Records for this task:
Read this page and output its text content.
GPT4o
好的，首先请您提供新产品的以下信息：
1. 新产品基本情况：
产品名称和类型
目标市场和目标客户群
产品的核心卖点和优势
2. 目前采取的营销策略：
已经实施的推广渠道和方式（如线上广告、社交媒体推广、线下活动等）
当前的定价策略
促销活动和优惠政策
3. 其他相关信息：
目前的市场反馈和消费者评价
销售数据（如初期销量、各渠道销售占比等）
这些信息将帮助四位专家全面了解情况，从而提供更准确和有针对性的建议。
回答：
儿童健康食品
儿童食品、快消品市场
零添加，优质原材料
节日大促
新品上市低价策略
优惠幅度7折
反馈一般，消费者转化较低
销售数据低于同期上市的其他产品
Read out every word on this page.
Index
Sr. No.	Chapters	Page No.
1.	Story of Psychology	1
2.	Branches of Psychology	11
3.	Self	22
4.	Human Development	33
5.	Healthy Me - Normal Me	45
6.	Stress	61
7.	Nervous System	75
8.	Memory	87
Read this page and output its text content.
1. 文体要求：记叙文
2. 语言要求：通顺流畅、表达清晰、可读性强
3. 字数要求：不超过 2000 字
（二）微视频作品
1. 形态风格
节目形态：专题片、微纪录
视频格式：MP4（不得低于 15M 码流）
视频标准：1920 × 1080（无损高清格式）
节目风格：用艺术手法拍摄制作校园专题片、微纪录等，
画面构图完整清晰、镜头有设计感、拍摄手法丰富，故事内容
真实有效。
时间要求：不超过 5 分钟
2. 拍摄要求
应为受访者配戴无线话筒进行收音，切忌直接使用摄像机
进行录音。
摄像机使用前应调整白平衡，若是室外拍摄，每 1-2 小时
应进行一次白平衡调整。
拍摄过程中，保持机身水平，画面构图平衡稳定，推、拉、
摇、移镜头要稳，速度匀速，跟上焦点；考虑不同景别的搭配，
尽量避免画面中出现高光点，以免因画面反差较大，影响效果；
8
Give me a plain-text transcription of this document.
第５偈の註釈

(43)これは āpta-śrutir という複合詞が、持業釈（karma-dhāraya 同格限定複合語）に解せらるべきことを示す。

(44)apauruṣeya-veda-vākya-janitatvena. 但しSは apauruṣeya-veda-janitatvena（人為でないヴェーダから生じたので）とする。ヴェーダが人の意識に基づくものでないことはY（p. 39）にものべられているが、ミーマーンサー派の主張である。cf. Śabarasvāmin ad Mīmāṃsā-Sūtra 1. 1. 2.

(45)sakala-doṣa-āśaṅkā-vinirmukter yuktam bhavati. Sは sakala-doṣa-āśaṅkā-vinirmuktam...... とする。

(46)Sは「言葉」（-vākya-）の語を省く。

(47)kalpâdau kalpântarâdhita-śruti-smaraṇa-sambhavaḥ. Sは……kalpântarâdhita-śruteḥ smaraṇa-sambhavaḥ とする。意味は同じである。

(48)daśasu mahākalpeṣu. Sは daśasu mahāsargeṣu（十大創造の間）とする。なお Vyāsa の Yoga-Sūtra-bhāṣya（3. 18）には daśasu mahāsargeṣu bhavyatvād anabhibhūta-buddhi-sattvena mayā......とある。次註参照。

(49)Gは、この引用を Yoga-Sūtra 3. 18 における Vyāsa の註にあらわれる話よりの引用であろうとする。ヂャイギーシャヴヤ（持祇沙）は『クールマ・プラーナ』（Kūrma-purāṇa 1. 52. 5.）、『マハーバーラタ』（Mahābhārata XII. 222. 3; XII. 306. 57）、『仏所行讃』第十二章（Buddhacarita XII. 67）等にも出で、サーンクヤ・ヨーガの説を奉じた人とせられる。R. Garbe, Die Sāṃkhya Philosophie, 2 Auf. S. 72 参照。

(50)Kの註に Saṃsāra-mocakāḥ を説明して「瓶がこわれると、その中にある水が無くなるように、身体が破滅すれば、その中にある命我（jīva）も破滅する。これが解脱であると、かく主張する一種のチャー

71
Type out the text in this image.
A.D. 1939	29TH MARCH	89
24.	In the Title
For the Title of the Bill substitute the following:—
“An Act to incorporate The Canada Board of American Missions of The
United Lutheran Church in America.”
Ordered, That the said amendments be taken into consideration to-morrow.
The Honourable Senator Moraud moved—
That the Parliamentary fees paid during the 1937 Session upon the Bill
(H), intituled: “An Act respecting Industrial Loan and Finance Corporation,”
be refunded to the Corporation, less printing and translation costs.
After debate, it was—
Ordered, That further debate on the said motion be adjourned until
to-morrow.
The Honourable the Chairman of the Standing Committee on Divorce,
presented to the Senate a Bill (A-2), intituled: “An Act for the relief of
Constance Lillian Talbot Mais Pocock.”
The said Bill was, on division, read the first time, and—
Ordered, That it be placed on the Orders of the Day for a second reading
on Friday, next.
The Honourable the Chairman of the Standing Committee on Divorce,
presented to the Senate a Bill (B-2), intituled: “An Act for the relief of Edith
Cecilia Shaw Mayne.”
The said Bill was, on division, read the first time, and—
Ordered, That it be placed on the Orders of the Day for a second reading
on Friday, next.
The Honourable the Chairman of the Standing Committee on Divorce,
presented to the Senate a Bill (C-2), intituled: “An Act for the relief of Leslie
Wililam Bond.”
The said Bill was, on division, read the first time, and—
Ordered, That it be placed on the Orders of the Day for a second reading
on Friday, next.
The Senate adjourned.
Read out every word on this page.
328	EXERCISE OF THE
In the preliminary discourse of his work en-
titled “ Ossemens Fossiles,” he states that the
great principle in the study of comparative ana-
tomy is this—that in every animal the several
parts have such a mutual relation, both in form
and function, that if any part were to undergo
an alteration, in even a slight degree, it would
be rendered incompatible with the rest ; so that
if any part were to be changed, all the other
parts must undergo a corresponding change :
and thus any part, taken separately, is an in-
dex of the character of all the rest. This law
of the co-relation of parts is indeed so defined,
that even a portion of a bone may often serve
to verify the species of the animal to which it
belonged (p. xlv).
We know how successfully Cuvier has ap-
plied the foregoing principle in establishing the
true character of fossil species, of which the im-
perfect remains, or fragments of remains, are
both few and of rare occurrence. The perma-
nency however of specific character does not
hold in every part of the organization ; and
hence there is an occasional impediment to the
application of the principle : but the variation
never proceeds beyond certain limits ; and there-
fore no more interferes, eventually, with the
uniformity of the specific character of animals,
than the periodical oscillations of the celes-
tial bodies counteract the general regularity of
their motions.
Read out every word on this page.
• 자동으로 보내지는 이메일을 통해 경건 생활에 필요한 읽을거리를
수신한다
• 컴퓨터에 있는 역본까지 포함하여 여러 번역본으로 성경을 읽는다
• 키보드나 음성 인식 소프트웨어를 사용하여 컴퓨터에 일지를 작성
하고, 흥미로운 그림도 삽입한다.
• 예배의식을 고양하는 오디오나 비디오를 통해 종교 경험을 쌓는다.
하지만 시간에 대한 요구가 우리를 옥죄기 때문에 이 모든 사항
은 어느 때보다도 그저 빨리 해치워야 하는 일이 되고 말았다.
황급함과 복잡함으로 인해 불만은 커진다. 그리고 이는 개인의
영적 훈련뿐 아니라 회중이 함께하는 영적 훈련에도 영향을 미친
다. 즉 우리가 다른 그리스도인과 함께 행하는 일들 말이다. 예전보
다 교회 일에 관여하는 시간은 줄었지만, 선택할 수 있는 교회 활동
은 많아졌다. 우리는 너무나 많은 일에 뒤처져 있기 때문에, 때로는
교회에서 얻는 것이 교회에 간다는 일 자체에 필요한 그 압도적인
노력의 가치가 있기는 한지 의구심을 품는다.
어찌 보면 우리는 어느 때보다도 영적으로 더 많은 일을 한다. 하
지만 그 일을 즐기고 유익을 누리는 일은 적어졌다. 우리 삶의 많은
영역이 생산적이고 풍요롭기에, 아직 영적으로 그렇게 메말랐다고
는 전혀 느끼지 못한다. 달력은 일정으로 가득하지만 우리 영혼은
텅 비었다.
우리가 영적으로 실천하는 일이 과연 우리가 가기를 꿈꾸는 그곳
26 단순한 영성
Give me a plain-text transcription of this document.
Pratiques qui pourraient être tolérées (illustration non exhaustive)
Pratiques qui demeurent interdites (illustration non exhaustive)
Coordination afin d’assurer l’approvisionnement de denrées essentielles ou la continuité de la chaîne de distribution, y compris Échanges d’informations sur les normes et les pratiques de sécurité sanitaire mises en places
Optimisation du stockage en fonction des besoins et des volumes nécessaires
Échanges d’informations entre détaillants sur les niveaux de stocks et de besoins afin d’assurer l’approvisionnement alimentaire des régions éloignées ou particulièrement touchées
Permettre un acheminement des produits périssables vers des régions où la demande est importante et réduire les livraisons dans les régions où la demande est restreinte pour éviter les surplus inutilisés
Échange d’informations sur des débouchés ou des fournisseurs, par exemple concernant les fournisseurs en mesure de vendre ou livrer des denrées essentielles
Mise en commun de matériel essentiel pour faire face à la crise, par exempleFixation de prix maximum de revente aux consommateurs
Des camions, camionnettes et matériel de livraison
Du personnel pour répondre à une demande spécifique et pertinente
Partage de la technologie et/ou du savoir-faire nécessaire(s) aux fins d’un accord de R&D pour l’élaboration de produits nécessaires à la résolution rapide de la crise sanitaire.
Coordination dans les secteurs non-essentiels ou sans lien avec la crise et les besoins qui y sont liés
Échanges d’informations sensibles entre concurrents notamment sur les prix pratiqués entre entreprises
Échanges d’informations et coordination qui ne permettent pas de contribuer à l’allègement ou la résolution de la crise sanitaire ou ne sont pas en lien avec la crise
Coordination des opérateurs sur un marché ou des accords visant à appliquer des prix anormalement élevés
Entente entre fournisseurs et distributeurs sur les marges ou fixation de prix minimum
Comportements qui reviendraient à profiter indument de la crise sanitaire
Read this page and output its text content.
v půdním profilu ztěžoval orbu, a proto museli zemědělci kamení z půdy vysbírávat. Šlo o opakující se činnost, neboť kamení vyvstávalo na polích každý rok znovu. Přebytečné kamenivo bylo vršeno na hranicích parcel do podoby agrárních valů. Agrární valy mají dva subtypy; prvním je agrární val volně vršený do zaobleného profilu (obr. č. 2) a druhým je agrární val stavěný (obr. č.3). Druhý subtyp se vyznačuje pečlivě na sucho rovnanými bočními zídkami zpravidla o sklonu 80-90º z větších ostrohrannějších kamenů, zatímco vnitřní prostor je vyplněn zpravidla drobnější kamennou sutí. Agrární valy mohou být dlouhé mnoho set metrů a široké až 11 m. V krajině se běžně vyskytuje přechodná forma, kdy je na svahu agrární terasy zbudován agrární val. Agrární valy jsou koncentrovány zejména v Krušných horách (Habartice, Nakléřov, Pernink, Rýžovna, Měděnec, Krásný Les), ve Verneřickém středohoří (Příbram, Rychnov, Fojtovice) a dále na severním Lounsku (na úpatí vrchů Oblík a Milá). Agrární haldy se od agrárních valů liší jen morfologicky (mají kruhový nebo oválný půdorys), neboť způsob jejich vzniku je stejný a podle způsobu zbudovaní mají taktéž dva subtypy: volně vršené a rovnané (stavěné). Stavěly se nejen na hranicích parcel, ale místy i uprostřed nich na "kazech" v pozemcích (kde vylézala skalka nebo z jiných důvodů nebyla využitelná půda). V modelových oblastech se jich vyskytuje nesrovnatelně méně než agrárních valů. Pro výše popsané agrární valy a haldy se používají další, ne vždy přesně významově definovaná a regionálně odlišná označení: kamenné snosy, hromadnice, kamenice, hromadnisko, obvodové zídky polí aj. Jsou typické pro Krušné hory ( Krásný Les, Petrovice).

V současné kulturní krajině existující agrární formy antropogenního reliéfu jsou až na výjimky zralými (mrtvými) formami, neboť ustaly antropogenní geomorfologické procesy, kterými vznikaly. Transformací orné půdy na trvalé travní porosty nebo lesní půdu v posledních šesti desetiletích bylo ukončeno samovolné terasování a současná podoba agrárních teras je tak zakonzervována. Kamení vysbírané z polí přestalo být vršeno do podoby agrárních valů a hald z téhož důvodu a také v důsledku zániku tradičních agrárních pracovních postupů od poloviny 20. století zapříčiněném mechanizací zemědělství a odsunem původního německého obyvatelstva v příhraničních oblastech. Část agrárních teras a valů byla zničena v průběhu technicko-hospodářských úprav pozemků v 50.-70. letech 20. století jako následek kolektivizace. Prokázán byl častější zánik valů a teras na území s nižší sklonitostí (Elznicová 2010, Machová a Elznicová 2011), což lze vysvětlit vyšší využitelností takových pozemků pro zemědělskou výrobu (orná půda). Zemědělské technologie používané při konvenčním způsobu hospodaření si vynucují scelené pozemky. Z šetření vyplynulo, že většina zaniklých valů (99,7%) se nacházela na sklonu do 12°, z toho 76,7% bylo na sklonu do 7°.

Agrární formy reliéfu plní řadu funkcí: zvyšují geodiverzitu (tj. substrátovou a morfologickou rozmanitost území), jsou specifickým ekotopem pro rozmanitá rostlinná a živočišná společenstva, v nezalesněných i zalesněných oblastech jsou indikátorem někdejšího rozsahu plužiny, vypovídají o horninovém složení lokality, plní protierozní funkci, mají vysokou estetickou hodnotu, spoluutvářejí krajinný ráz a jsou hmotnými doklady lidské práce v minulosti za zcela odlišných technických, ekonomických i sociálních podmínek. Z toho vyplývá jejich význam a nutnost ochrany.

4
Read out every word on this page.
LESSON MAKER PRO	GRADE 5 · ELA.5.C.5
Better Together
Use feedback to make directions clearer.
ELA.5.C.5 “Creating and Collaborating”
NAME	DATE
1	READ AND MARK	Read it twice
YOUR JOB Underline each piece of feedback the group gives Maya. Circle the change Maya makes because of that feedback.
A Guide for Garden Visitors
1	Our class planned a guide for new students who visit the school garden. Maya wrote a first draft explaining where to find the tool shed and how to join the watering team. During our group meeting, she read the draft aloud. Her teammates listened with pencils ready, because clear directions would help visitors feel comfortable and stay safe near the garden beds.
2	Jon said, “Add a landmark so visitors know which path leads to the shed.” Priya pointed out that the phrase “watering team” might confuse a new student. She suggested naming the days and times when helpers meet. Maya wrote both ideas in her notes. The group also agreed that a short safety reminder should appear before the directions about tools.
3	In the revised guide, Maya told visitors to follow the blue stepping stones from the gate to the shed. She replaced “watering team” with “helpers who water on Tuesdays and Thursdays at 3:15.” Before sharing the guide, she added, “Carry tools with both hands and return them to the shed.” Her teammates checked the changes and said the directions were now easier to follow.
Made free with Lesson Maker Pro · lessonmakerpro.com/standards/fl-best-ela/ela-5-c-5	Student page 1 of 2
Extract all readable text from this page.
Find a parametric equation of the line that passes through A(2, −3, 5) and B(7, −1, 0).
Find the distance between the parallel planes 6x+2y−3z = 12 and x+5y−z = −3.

What the exercise asks: Reply with one number only: the count of lines in the entries that contain "entre".

Result of this task: 3